- **TASK TO CARRY OUT**: Please return the full listing below without altering anything.

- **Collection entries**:
════

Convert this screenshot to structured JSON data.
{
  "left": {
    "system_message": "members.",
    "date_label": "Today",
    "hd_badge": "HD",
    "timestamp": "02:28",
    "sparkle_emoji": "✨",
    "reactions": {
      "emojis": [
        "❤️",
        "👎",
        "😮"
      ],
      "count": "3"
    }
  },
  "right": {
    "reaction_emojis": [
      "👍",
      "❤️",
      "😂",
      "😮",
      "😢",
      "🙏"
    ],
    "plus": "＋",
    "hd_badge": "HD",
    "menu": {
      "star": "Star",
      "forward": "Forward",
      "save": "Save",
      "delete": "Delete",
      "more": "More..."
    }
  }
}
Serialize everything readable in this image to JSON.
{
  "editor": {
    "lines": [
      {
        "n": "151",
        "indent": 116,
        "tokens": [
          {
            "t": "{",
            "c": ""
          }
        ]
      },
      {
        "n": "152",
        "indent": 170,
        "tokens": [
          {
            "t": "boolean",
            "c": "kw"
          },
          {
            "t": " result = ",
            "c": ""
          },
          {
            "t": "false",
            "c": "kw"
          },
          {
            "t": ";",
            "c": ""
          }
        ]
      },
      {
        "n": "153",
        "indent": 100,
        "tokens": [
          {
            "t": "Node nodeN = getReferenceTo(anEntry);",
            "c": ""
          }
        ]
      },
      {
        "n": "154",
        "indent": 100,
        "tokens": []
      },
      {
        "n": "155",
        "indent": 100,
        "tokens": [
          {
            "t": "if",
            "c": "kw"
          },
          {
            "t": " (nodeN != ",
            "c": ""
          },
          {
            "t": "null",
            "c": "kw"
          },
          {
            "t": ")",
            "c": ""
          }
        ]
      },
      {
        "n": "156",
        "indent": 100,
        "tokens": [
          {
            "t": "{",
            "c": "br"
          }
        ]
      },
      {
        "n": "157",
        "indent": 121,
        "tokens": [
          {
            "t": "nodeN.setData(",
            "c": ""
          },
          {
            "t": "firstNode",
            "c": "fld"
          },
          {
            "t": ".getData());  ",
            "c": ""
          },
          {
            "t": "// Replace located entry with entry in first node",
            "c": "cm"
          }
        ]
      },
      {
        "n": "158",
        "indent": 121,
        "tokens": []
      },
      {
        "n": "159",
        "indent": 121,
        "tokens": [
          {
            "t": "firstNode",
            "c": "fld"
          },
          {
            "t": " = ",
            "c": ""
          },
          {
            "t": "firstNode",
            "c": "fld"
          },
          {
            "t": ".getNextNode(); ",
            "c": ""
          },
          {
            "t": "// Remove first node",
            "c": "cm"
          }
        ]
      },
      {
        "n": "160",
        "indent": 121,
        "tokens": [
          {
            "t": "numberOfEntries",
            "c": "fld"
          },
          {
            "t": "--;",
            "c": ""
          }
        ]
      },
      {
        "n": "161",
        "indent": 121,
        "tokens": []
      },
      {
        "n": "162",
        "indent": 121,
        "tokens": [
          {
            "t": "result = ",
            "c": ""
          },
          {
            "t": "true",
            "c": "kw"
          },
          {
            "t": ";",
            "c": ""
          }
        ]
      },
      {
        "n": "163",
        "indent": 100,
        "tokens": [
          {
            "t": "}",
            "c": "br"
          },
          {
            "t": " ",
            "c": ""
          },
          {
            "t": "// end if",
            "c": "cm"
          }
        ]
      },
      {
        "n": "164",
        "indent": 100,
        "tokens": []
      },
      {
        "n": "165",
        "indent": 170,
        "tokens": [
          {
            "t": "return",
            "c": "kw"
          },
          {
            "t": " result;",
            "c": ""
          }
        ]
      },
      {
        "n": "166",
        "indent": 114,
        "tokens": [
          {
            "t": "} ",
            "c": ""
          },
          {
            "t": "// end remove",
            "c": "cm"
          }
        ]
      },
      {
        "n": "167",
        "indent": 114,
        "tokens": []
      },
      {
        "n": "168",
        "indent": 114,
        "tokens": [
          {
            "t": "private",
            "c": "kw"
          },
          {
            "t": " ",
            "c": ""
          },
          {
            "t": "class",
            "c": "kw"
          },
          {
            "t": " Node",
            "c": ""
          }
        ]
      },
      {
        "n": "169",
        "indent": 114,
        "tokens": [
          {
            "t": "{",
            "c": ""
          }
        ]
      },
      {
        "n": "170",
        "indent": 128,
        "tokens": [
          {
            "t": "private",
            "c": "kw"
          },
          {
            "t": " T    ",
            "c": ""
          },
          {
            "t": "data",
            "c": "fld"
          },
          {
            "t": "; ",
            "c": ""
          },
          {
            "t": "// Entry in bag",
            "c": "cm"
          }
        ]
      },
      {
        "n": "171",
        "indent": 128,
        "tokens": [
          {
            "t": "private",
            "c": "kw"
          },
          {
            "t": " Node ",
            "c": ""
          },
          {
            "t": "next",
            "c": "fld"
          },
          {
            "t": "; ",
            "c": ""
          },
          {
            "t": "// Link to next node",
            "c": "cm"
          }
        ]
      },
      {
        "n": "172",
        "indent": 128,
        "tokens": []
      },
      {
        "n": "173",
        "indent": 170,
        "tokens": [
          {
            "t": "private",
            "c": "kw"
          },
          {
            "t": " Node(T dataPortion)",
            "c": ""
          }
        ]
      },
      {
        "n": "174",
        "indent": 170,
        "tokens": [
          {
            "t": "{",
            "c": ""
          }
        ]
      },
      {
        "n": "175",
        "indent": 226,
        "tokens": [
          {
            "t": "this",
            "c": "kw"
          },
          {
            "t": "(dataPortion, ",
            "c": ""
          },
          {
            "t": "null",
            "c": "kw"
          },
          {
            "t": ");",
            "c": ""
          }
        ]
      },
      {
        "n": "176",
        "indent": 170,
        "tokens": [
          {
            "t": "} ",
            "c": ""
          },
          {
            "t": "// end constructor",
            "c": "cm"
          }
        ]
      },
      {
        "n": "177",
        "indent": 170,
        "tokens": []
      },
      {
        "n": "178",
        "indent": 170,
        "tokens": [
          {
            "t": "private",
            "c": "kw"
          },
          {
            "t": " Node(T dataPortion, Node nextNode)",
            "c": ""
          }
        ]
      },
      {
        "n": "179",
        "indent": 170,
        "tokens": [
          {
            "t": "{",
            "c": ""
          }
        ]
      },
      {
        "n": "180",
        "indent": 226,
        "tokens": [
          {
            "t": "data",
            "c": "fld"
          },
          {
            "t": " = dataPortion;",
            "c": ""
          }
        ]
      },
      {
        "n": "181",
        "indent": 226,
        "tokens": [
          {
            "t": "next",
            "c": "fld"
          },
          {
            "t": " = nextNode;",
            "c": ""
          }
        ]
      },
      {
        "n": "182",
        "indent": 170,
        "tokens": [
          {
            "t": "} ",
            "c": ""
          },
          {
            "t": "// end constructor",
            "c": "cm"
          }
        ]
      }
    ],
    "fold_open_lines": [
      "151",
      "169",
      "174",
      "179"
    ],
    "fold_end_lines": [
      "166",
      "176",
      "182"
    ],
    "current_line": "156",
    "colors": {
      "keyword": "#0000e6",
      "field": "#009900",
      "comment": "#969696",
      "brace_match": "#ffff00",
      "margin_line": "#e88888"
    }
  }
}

════

- **TASK RESULT**:
Convert this screenshot to structured JSON data.
{
  "left": {
    "system_message": "members.",
    "date_label": "Today",
    "hd_badge": "HD",
    "timestamp": "02:28",
    "sparkle_emoji": "✨",
    "reactions": {
      "emojis": [
        "❤️",
        "👎",
        "😮"
      ],
      "count": "3"
    }
  },
  "right": {
    "reaction_emojis": [
      "👍",
      "❤️",
      "😂",
      "😮",
      "😢",
      "🙏"
    ],
    "plus": "＋",
    "hd_badge": "HD",
    "menu": {
      "star": "Star",
      "forward": "Forward",
      "save": "Save",
      "delete": "Delete",
      "more": "More..."
    }
  }
}
Serialize everything readable in this image to JSON.
{
  "editor": {
    "lines": [
      {
        "n": "151",
        "indent": 116,
        "tokens": [
          {
            "t": "{",
            "c": ""
          }
        ]
      },
      {
        "n": "152",
        "indent": 170,
        "tokens": [
          {
            "t": "boolean",
            "c": "kw"
          },
          {
            "t": " result = ",
            "c": ""
          },
          {
            "t": "false",
            "c": "kw"
          },
          {
            "t": ";",
            "c": ""
          }
        ]
      },
      {
        "n": "153",
        "indent": 100,
        "tokens": [
          {
            "t": "Node nodeN = getReferenceTo(anEntry);",
            "c": ""
          }
        ]
      },
      {
        "n": "154",
        "indent": 100,
        "tokens": []
      },
      {
        "n": "155",
        "indent": 100,
        "tokens": [
          {
            "t": "if",
            "c": "kw"
          },
          {
            "t": " (nodeN != ",
            "c": ""
          },
          {
            "t": "null",
            "c": "kw"
          },
          {
            "t": ")",
            "c": ""
          }
        ]
      },
      {
        "n": "156",
        "indent": 100,
        "tokens": [
          {
            "t": "{",
            "c": "br"
          }
        ]
      },
      {
        "n": "157",
        "indent": 121,
        "tokens": [
          {
            "t": "nodeN.setData(",
            "c": ""
          },
          {
            "t": "firstNode",
            "c": "fld"
          },
          {
            "t": ".getData());  ",
            "c": ""
          },
          {
            "t": "// Replace located entry with entry in first node",
            "c": "cm"
          }
        ]
      },
      {
        "n": "158",
        "indent": 121,
        "tokens": []
      },
      {
        "n": "159",
        "indent": 121,
        "tokens": [
          {
            "t": "firstNode",
            "c": "fld"
          },
          {
            "t": " = ",
            "c": ""
          },
          {
            "t": "firstNode",
            "c": "fld"
          },
          {
            "t": ".getNextNode(); ",
            "c": ""
          },
          {
            "t": "// Remove first node",
            "c": "cm"
          }
        ]
      },
      {
        "n": "160",
        "indent": 121,
        "tokens": [
          {
            "t": "numberOfEntries",
            "c": "fld"
          },
          {
            "t": "--;",
            "c": ""
          }
        ]
      },
      {
        "n": "161",
        "indent": 121,
        "tokens": []
      },
      {
        "n": "162",
        "indent": 121,
        "tokens": [
          {
            "t": "result = ",
            "c": ""
          },
          {
            "t": "true",
            "c": "kw"
          },
          {
            "t": ";",
            "c": ""
          }
        ]
      },
      {
        "n": "163",
        "indent": 100,
        "tokens": [
          {
            "t": "}",
            "c": "br"
          },
          {
            "t": " ",
            "c": ""
          },
          {
            "t": "// end if",
            "c": "cm"
          }
        ]
      },
      {
        "n": "164",
        "indent": 100,
        "tokens": []
      },
      {
        "n": "165",
        "indent": 170,
        "tokens": [
          {
            "t": "return",
            "c": "kw"
          },
          {
            "t": " result;",
            "c": ""
          }
        ]
      },
      {
        "n": "166",
        "indent": 114,
        "tokens": [
          {
            "t": "} ",
            "c": ""
          },
          {
            "t": "// end remove",
            "c": "cm"
          }
        ]
      },
      {
        "n": "167",
        "indent": 114,
        "tokens": []
      },
      {
        "n": "168",
        "indent": 114,
        "tokens": [
          {
            "t": "private",
            "c": "kw"
          },
          {
            "t": " ",
            "c": ""
          },
          {
            "t": "class",
            "c": "kw"
          },
          {
            "t": " Node",
            "c": ""
          }
        ]
      },
      {
        "n": "169",
        "indent": 114,
        "tokens": [
          {
            "t": "{",
            "c": ""
          }
        ]
      },
      {
        "n": "170",
        "indent": 128,
        "tokens": [
          {
            "t": "private",
            "c": "kw"
          },
          {
            "t": " T    ",
            "c": ""
          },
          {
            "t": "data",
            "c": "fld"
          },
          {
            "t": "; ",
            "c": ""
          },
          {
            "t": "// Entry in bag",
            "c": "cm"
          }
        ]
      },
      {
        "n": "171",
        "indent": 128,
        "tokens": [
          {
            "t": "private",
            "c": "kw"
          },
          {
            "t": " Node ",
            "c": ""
          },
          {
            "t": "next",
            "c": "fld"
          },
          {
            "t": "; ",
            "c": ""
          },
          {
            "t": "// Link to next node",
            "c": "cm"
          }
        ]
      },
      {
        "n": "172",
        "indent": 128,
        "tokens": []
      },
      {
        "n": "173",
        "indent": 170,
        "tokens": [
          {
            "t": "private",
            "c": "kw"
          },
          {
            "t": " Node(T dataPortion)",
            "c": ""
          }
        ]
      },
      {
        "n": "174",
        "indent": 170,
        "tokens": [
          {
            "t": "{",
            "c": ""
          }
        ]
      },
      {
        "n": "175",
        "indent": 226,
        "tokens": [
          {
            "t": "this",
            "c": "kw"
          },
          {
            "t": "(dataPortion, ",
            "c": ""
          },
          {
            "t": "null",
            "c": "kw"
          },
          {
            "t": ");",
            "c": ""
          }
        ]
      },
      {
        "n": "176",
        "indent": 170,
        "tokens": [
          {
            "t": "} ",
            "c": ""
          },
          {
            "t": "// end constructor",
            "c": "cm"
          }
        ]
      },
      {
        "n": "177",
        "indent": 170,
        "tokens": []
      },
      {
        "n": "178",
        "indent": 170,
        "tokens": [
          {
            "t": "private",
            "c": "kw"
          },
          {
            "t": " Node(T dataPortion, Node nextNode)",
            "c": ""
          }
        ]
      },
      {
        "n": "179",
        "indent": 170,
        "tokens": [
          {
            "t": "{",
            "c": ""
          }
        ]
      },
      {
        "n": "180",
        "indent": 226,
        "tokens": [
          {
            "t": "data",
            "c": "fld"
          },
          {
            "t": " = dataPortion;",
            "c": ""
          }
        ]
      },
      {
        "n": "181",
        "indent": 226,
        "tokens": [
          {
            "t": "next",
            "c": "fld"
          },
          {
            "t": " = nextNode;",
            "c": ""
          }
        ]
      },
      {
        "n": "182",
        "indent": 170,
        "tokens": [
          {
            "t": "} ",
            "c": ""
          },
          {
            "t": "// end constructor",
            "c": "cm"
          }
        ]
      }
    ],
    "fold_open_lines": [
      "151",
      "169",
      "174",
      "179"
    ],
    "fold_end_lines": [
      "166",
      "176",
      "182"
    ],
    "current_line": "156",
    "colors": {
      "keyword": "#0000e6",
      "field": "#009900",
      "comment": "#969696",
      "brace_match": "#ffff00",
      "margin_line": "#e88888"
    }
  }
}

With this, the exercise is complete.